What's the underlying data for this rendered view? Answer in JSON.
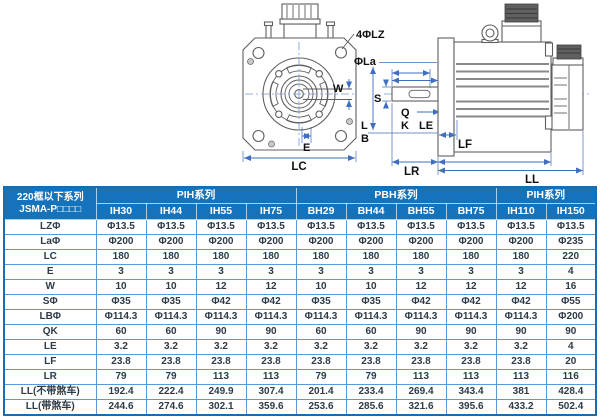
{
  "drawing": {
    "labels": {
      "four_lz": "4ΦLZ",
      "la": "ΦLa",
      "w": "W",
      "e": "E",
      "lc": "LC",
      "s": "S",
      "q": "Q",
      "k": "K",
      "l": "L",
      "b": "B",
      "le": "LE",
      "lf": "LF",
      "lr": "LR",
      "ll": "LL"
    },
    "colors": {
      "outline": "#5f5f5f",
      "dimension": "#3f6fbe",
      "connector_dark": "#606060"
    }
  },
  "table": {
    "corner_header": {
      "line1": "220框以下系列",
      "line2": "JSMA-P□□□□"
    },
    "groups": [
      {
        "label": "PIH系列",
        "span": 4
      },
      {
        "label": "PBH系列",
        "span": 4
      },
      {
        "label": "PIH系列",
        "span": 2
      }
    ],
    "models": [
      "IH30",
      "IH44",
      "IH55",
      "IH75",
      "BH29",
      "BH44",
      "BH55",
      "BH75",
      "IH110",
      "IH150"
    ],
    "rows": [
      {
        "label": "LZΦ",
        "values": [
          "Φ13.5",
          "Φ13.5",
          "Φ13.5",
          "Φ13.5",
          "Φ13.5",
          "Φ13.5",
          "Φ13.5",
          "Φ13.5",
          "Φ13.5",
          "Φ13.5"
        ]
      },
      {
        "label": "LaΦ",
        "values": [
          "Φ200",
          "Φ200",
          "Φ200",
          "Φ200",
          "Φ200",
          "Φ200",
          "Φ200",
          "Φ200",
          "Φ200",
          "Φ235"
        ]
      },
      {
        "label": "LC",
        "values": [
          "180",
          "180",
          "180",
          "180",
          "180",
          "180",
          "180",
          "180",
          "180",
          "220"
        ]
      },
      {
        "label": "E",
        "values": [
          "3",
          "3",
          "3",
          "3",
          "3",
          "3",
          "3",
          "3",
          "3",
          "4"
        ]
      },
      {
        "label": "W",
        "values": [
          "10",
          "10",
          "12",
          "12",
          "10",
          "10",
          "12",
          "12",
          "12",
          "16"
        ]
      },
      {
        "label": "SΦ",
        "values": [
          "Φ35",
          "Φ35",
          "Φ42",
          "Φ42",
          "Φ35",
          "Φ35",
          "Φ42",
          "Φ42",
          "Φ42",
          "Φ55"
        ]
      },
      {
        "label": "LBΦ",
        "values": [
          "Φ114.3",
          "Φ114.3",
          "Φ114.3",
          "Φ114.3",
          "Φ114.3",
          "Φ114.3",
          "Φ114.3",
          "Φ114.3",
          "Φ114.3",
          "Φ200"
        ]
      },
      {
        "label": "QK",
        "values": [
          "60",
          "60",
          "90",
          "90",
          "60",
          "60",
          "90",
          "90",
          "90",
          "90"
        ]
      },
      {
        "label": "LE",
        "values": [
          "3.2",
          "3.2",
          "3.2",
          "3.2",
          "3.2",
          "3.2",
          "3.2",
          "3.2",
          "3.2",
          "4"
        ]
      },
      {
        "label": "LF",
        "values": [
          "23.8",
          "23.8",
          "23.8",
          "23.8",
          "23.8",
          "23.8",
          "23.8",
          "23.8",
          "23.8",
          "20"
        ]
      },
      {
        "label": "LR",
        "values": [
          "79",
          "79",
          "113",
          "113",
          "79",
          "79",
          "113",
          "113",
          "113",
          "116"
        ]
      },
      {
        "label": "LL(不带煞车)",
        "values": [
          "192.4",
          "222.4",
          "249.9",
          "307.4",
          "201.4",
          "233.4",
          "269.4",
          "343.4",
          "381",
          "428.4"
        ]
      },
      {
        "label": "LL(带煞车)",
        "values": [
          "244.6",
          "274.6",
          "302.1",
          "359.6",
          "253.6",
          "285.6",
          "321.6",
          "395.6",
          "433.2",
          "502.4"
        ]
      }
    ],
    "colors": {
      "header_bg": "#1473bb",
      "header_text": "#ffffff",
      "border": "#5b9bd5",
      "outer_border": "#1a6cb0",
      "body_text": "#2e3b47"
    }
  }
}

■ **What is asked**
Write the listing out a second time exactly, dropping all images.

■ **The answer**
What's the underlying data for this rendered view? Answer in JSON.
{
  "drawing": {
    "labels": {
      "four_lz": "4ΦLZ",
      "la": "ΦLa",
      "w": "W",
      "e": "E",
      "lc": "LC",
      "s": "S",
      "q": "Q",
      "k": "K",
      "l": "L",
      "b": "B",
      "le": "LE",
      "lf": "LF",
      "lr": "LR",
      "ll": "LL"
    },
    "colors": {
      "outline": "#5f5f5f",
      "dimension": "#3f6fbe",
      "connector_dark": "#606060"
    }
  },
  "table": {
    "corner_header": {
      "line1": "220框以下系列",
      "line2": "JSMA-P□□□□"
    },
    "groups": [
      {
        "label": "PIH系列",
        "span": 4
      },
      {
        "label": "PBH系列",
        "span": 4
      },
      {
        "label": "PIH系列",
        "span": 2
      }
    ],
    "models": [
      "IH30",
      "IH44",
      "IH55",
      "IH75",
      "BH29",
      "BH44",
      "BH55",
      "BH75",
      "IH110",
      "IH150"
    ],
    "rows": [
      {
        "label": "LZΦ",
        "values": [
          "Φ13.5",
          "Φ13.5",
          "Φ13.5",
          "Φ13.5",
          "Φ13.5",
          "Φ13.5",
          "Φ13.5",
          "Φ13.5",
          "Φ13.5",
          "Φ13.5"
        ]
      },
      {
        "label": "LaΦ",
        "values": [
          "Φ200",
          "Φ200",
          "Φ200",
          "Φ200",
          "Φ200",
          "Φ200",
          "Φ200",
          "Φ200",
          "Φ200",
          "Φ235"
        ]
      },
      {
        "label": "LC",
        "values": [
          "180",
          "180",
          "180",
          "180",
          "180",
          "180",
          "180",
          "180",
          "180",
          "220"
        ]
      },
      {
        "label": "E",
        "values": [
          "3",
          "3",
          "3",
          "3",
          "3",
          "3",
          "3",
          "3",
          "3",
          "4"
        ]
      },
      {
        "label": "W",
        "values": [
          "10",
          "10",
          "12",
          "12",
          "10",
          "10",
          "12",
          "12",
          "12",
          "16"
        ]
      },
      {
        "label": "SΦ",
        "values": [
          "Φ35",
          "Φ35",
          "Φ42",
          "Φ42",
          "Φ35",
          "Φ35",
          "Φ42",
          "Φ42",
          "Φ42",
          "Φ55"
        ]
      },
      {
        "label": "LBΦ",
        "values": [
          "Φ114.3",
          "Φ114.3",
          "Φ114.3",
          "Φ114.3",
          "Φ114.3",
          "Φ114.3",
          "Φ114.3",
          "Φ114.3",
          "Φ114.3",
          "Φ200"
        ]
      },
      {
        "label": "QK",
        "values": [
          "60",
          "60",
          "90",
          "90",
          "60",
          "60",
          "90",
          "90",
          "90",
          "90"
        ]
      },
      {
        "label": "LE",
        "values": [
          "3.2",
          "3.2",
          "3.2",
          "3.2",
          "3.2",
          "3.2",
          "3.2",
          "3.2",
          "3.2",
          "4"
        ]
      },
      {
        "label": "LF",
        "values": [
          "23.8",
          "23.8",
          "23.8",
          "23.8",
          "23.8",
          "23.8",
          "23.8",
          "23.8",
          "23.8",
          "20"
        ]
      },
      {
        "label": "LR",
        "values": [
          "79",
          "79",
          "113",
          "113",
          "79",
          "79",
          "113",
          "113",
          "113",
          "116"
        ]
      },
      {
        "label": "LL(不带煞车)",
        "values": [
          "192.4",
          "222.4",
          "249.9",
          "307.4",
          "201.4",
          "233.4",
          "269.4",
          "343.4",
          "381",
          "428.4"
        ]
      },
      {
        "label": "LL(带煞车)",
        "values": [
          "244.6",
          "274.6",
          "302.1",
          "359.6",
          "253.6",
          "285.6",
          "321.6",
          "395.6",
          "433.2",
          "502.4"
        ]
      }
    ],
    "colors": {
      "header_bg": "#1473bb",
      "header_text": "#ffffff",
      "border": "#5b9bd5",
      "outer_border": "#1a6cb0",
      "body_text": "#2e3b47"
    }
  }
}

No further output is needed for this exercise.